:: Extracted records ::
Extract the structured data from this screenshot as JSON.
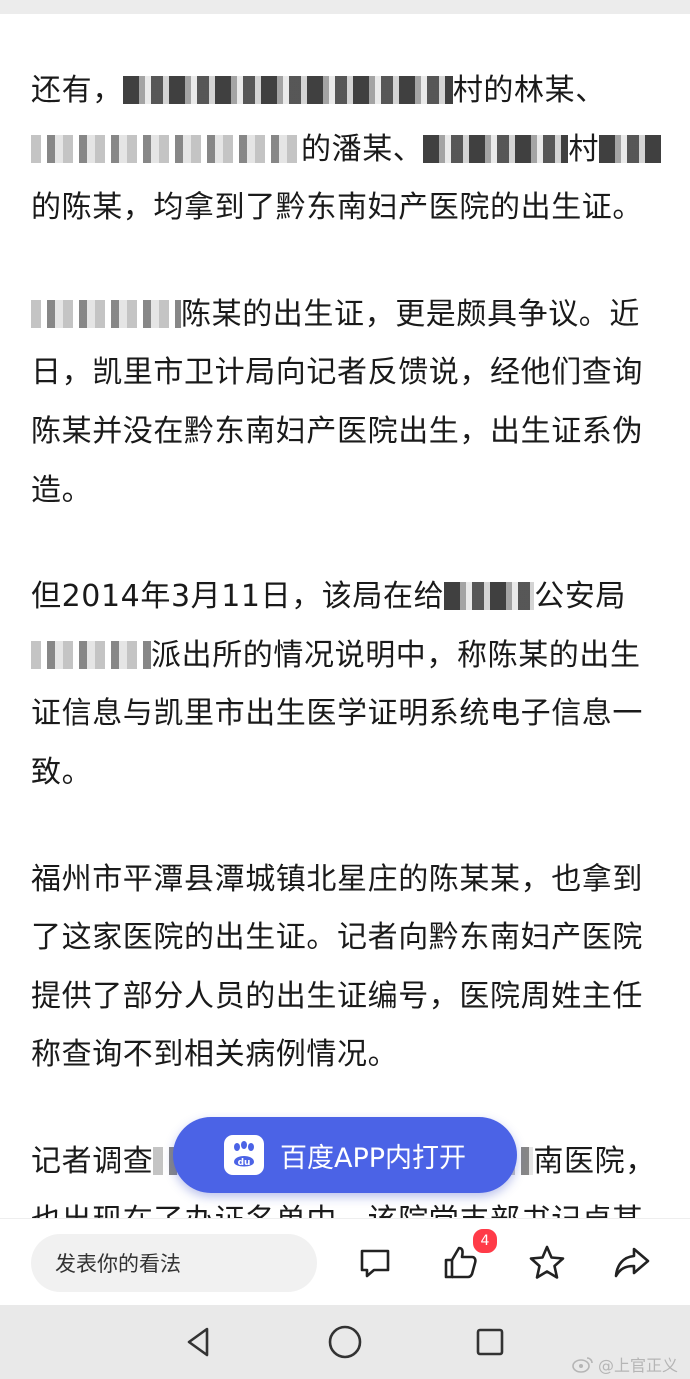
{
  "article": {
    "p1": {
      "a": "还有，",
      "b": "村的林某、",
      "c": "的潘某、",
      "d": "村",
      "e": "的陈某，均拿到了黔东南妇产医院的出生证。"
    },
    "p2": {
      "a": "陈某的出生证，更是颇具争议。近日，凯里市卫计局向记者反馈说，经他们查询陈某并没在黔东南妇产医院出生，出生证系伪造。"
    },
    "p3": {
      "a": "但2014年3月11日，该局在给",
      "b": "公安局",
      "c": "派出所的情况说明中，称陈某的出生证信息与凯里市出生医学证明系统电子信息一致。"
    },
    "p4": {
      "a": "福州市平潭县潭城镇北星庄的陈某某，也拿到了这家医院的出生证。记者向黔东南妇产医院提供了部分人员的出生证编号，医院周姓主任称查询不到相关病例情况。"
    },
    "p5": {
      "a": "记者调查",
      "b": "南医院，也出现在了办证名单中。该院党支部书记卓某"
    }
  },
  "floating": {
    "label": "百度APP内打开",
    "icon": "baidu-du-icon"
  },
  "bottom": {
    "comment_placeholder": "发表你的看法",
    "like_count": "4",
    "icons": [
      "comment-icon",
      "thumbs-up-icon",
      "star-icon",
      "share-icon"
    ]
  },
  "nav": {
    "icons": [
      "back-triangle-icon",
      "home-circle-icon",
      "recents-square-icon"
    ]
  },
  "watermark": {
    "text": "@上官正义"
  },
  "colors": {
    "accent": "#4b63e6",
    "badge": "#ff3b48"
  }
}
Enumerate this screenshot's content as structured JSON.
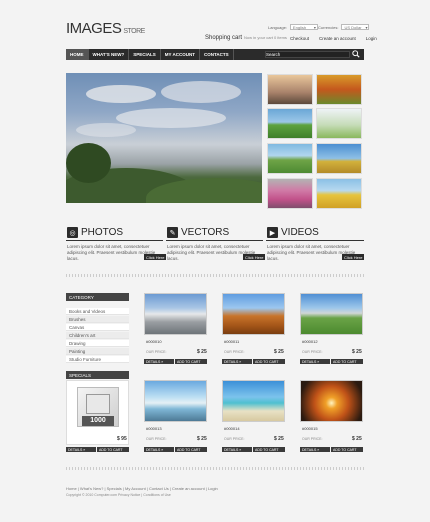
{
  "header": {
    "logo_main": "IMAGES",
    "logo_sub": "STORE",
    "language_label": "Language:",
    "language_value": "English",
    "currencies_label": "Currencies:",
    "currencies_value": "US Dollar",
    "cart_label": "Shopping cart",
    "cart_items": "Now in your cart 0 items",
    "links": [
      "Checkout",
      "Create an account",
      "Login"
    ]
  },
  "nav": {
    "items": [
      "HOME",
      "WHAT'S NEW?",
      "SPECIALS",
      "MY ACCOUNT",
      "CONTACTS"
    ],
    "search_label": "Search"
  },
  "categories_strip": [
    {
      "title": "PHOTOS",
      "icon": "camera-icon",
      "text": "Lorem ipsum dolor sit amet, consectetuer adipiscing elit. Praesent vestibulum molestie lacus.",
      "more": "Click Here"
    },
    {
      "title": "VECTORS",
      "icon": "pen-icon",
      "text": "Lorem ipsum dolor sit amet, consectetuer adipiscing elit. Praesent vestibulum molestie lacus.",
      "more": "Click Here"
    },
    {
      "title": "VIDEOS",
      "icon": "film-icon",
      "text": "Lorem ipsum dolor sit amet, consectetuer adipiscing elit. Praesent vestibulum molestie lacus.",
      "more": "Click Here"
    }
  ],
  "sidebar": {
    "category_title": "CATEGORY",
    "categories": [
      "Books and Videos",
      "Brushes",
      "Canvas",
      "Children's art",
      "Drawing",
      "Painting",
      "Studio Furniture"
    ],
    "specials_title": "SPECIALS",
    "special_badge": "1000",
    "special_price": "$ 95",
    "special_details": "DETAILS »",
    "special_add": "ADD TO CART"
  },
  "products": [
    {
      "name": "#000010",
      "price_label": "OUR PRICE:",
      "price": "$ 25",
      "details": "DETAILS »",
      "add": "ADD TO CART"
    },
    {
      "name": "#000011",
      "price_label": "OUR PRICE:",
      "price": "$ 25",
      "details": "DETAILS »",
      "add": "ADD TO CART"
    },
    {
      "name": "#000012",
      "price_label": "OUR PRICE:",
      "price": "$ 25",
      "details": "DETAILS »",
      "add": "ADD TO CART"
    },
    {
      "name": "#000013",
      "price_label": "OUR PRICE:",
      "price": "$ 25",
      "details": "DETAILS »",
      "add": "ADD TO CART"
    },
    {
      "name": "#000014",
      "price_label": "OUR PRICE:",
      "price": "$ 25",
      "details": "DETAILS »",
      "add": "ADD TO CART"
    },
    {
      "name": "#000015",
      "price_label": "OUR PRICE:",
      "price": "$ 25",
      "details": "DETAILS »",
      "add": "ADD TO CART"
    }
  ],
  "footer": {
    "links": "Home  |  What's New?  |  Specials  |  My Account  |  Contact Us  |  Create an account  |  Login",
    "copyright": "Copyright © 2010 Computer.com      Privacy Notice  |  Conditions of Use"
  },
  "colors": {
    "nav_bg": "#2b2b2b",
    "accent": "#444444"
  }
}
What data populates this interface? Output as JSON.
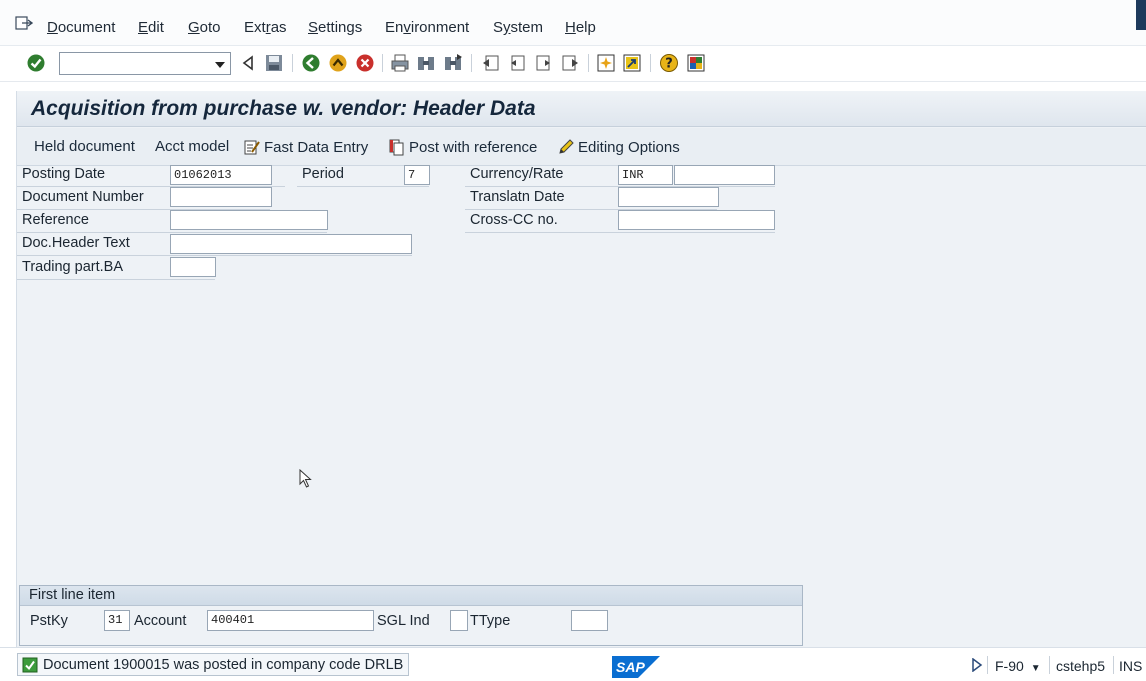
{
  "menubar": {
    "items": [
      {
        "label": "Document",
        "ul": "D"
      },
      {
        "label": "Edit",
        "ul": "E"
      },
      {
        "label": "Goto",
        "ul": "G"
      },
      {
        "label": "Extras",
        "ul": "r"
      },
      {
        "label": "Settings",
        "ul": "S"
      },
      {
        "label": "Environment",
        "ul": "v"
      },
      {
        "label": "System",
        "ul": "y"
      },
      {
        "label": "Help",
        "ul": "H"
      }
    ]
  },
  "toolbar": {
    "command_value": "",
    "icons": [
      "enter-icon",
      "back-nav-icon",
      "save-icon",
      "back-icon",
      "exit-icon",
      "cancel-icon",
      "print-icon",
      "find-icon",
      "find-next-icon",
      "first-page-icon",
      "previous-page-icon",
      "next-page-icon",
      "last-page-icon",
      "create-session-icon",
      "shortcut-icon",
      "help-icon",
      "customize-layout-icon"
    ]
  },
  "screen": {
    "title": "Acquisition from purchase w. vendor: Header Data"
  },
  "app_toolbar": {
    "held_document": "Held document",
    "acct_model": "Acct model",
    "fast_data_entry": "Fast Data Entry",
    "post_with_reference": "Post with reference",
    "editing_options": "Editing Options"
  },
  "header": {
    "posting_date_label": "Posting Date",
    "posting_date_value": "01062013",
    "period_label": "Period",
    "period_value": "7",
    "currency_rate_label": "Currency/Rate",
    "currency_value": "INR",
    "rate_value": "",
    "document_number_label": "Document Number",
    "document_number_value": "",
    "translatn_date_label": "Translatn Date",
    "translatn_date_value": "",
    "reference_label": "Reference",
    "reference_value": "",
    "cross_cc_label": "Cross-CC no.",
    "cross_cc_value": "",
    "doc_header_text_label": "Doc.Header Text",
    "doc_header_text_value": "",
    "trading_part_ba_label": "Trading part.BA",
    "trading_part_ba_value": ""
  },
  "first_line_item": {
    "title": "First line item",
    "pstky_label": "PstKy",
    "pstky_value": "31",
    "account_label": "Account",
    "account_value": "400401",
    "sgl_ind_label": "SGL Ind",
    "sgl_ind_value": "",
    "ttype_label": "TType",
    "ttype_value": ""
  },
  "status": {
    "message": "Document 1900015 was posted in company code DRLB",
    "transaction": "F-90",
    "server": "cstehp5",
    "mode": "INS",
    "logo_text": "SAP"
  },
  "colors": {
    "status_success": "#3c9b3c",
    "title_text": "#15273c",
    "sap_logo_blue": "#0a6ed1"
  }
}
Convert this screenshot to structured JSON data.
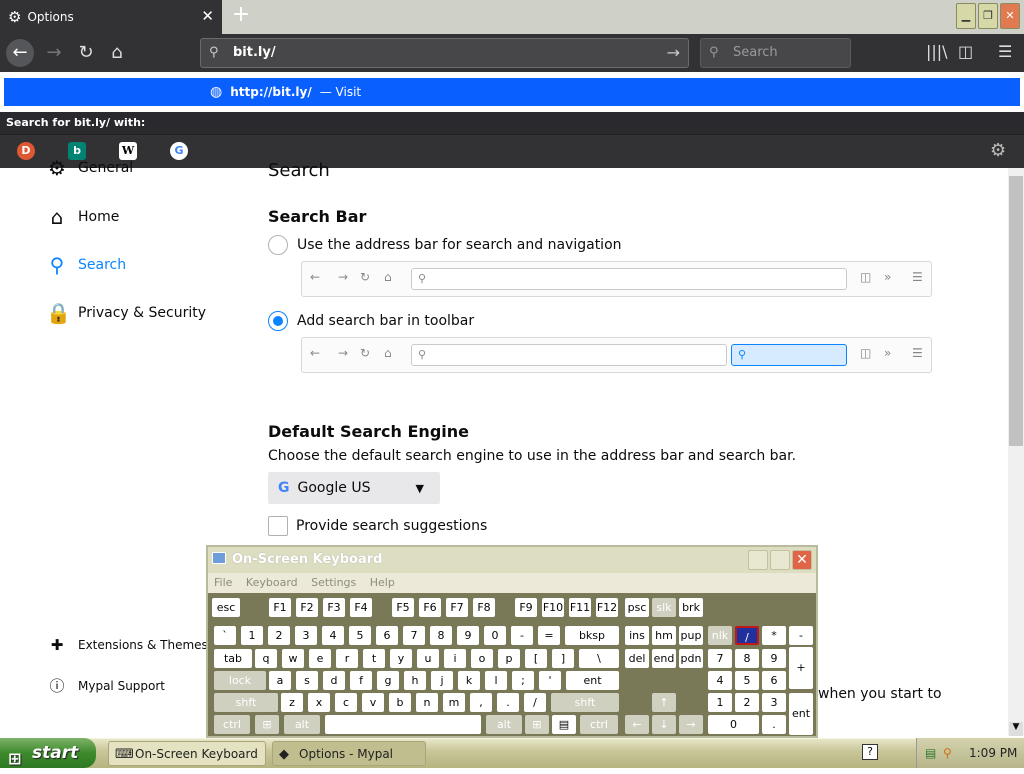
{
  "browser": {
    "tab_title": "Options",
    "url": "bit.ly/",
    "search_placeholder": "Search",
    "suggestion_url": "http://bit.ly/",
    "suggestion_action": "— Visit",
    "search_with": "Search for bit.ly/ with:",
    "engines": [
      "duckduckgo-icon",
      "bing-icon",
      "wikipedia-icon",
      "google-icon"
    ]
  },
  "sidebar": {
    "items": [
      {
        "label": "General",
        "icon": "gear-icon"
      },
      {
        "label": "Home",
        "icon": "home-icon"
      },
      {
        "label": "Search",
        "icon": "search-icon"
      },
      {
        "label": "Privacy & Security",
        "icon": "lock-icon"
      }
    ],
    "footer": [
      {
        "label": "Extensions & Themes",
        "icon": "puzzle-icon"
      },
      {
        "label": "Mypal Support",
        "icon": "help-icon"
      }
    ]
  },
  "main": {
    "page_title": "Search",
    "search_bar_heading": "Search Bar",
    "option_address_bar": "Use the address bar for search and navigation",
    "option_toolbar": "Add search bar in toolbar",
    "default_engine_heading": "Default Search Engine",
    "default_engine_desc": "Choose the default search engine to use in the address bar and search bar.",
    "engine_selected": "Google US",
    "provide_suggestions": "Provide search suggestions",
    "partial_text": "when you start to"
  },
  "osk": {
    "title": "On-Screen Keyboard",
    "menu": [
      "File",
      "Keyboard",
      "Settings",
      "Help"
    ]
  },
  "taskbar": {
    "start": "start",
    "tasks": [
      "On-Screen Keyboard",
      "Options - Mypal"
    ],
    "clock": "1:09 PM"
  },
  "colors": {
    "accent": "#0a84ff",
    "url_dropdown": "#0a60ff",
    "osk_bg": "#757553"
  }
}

:: What you will do ::
Pick out the lines containing the string "Login".

:: Response to this exercise ::
      "Login"
    "links": "Home  |  What's New?  |  Specials  |  My Account  |  Contact Us  |  Create an account  |  Login",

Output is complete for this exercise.